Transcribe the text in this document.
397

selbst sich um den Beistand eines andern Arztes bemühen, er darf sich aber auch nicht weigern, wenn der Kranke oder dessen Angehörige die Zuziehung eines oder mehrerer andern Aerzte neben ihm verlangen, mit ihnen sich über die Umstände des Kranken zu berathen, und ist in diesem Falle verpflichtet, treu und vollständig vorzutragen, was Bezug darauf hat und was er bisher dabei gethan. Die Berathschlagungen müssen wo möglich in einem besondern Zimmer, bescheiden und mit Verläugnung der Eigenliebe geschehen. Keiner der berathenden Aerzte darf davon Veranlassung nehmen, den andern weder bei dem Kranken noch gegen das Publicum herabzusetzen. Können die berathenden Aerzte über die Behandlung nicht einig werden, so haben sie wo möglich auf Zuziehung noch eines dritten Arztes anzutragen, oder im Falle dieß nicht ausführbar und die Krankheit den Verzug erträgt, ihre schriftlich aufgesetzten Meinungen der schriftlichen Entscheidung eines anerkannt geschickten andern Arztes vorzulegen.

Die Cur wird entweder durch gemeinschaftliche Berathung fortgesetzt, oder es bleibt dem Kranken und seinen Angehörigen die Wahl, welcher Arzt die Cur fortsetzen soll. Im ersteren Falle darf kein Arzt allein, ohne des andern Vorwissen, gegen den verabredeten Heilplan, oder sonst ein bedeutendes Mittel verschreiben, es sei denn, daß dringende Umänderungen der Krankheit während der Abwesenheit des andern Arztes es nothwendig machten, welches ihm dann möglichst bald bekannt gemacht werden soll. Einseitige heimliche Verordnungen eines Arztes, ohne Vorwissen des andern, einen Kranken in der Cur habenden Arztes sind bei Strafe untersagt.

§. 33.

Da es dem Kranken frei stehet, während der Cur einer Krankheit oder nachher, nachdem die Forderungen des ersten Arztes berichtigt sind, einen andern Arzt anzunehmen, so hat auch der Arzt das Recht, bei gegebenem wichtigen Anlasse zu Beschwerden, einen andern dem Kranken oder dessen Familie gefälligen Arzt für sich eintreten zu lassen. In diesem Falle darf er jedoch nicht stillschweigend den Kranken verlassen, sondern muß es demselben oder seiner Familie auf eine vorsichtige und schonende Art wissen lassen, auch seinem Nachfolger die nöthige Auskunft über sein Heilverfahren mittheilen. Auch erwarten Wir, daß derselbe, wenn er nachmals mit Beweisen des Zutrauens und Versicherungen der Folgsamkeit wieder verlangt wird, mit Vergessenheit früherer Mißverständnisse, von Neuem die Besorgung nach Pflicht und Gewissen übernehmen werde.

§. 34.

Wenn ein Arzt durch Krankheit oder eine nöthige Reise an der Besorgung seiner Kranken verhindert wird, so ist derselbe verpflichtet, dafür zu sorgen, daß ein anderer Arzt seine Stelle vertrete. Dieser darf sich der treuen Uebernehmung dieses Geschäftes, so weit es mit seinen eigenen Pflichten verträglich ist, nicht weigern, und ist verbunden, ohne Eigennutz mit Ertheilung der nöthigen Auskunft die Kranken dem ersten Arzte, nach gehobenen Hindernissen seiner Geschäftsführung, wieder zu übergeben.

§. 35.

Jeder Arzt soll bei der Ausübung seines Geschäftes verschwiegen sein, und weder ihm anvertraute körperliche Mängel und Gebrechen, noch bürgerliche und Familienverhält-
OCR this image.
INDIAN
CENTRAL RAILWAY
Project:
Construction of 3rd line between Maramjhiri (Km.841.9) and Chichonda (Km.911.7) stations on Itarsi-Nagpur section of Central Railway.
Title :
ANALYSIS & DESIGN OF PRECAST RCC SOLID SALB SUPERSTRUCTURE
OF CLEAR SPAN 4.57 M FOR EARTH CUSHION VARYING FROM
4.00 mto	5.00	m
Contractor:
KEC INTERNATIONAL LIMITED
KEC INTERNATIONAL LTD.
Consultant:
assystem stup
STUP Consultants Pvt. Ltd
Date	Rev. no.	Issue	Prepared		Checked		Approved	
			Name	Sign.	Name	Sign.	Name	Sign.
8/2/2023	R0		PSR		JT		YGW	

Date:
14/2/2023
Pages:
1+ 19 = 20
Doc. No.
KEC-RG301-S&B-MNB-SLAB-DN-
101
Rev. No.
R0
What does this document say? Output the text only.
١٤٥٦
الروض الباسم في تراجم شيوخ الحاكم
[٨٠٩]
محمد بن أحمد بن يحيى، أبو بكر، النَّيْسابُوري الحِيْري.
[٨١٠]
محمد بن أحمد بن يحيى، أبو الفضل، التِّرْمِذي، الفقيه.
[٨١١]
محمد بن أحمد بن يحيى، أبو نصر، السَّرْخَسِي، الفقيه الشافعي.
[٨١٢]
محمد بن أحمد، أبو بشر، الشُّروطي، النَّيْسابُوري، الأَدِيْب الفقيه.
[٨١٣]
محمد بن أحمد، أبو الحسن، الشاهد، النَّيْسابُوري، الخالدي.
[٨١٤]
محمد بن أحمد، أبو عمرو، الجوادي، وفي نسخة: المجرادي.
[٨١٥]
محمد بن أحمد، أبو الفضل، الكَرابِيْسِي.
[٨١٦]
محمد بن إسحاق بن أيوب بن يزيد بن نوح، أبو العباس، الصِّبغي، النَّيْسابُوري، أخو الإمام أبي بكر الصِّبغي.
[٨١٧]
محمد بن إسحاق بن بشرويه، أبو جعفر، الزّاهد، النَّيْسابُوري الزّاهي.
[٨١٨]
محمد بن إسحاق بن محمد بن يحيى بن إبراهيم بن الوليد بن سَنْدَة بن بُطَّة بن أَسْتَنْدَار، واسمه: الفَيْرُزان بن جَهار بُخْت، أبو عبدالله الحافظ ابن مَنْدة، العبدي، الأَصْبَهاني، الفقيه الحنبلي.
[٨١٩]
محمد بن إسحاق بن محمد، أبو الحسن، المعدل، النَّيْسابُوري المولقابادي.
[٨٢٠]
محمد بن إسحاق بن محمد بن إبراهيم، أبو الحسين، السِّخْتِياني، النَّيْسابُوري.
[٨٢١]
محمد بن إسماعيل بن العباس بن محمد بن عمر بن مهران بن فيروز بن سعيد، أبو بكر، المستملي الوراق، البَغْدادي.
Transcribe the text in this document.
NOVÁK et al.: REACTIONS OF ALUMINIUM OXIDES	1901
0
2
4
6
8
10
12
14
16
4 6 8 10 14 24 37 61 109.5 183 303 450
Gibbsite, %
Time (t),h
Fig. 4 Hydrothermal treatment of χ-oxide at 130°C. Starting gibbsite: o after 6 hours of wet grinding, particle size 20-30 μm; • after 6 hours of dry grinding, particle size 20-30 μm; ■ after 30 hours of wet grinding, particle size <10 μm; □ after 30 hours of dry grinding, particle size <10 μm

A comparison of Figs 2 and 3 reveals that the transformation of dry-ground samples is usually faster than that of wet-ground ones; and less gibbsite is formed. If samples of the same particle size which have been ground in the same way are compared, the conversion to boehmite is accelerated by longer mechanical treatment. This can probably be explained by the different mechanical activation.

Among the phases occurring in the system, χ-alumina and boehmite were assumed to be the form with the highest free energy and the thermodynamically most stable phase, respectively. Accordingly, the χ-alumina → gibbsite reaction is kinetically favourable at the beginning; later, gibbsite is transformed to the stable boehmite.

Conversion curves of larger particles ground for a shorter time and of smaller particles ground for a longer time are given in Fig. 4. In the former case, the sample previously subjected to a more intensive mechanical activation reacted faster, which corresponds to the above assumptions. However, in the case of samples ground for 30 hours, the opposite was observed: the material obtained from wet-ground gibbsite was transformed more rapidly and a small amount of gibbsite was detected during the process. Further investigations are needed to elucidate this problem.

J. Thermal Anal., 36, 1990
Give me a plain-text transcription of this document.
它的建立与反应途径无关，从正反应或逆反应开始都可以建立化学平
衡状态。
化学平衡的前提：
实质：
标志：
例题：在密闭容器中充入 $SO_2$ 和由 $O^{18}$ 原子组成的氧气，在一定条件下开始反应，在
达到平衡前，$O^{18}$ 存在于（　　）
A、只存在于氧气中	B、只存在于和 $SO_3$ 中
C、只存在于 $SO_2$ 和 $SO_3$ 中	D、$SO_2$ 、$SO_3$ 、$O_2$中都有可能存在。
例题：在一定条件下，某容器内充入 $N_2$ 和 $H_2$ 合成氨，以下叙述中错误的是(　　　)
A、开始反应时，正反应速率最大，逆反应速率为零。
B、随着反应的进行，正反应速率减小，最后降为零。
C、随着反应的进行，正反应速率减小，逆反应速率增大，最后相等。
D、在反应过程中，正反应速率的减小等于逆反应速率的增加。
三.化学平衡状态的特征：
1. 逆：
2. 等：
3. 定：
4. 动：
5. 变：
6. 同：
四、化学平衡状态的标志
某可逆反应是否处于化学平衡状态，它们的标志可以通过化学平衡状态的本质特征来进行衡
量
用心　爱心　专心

########################################

• PROBLEM TO WORK ON: Extract the lines above from the one containing "Give me a plain-text" to the last line, both included, exactly as written.

• SOLUTION FOR THIS EXERCISE:
Give me a plain-text transcription of this document.
它的建立与反应途径无关，从正反应或逆反应开始都可以建立化学平
衡状态。
化学平衡的前提：
实质：
标志：
例题：在密闭容器中充入 $SO_2$ 和由 $O^{18}$ 原子组成的氧气，在一定条件下开始反应，在
达到平衡前，$O^{18}$ 存在于（　　）
A、只存在于氧气中	B、只存在于和 $SO_3$ 中
C、只存在于 $SO_2$ 和 $SO_3$ 中	D、$SO_2$ 、$SO_3$ 、$O_2$中都有可能存在。
例题：在一定条件下，某容器内充入 $N_2$ 和 $H_2$ 合成氨，以下叙述中错误的是(　　　)
A、开始反应时，正反应速率最大，逆反应速率为零。
B、随着反应的进行，正反应速率减小，最后降为零。
C、随着反应的进行，正反应速率减小，逆反应速率增大，最后相等。
D、在反应过程中，正反应速率的减小等于逆反应速率的增加。
三.化学平衡状态的特征：
1. 逆：
2. 等：
3. 定：
4. 动：
5. 变：
6. 同：
四、化学平衡状态的标志
某可逆反应是否处于化学平衡状态，它们的标志可以通过化学平衡状态的本质特征来进行衡
量
用心　爱心　专心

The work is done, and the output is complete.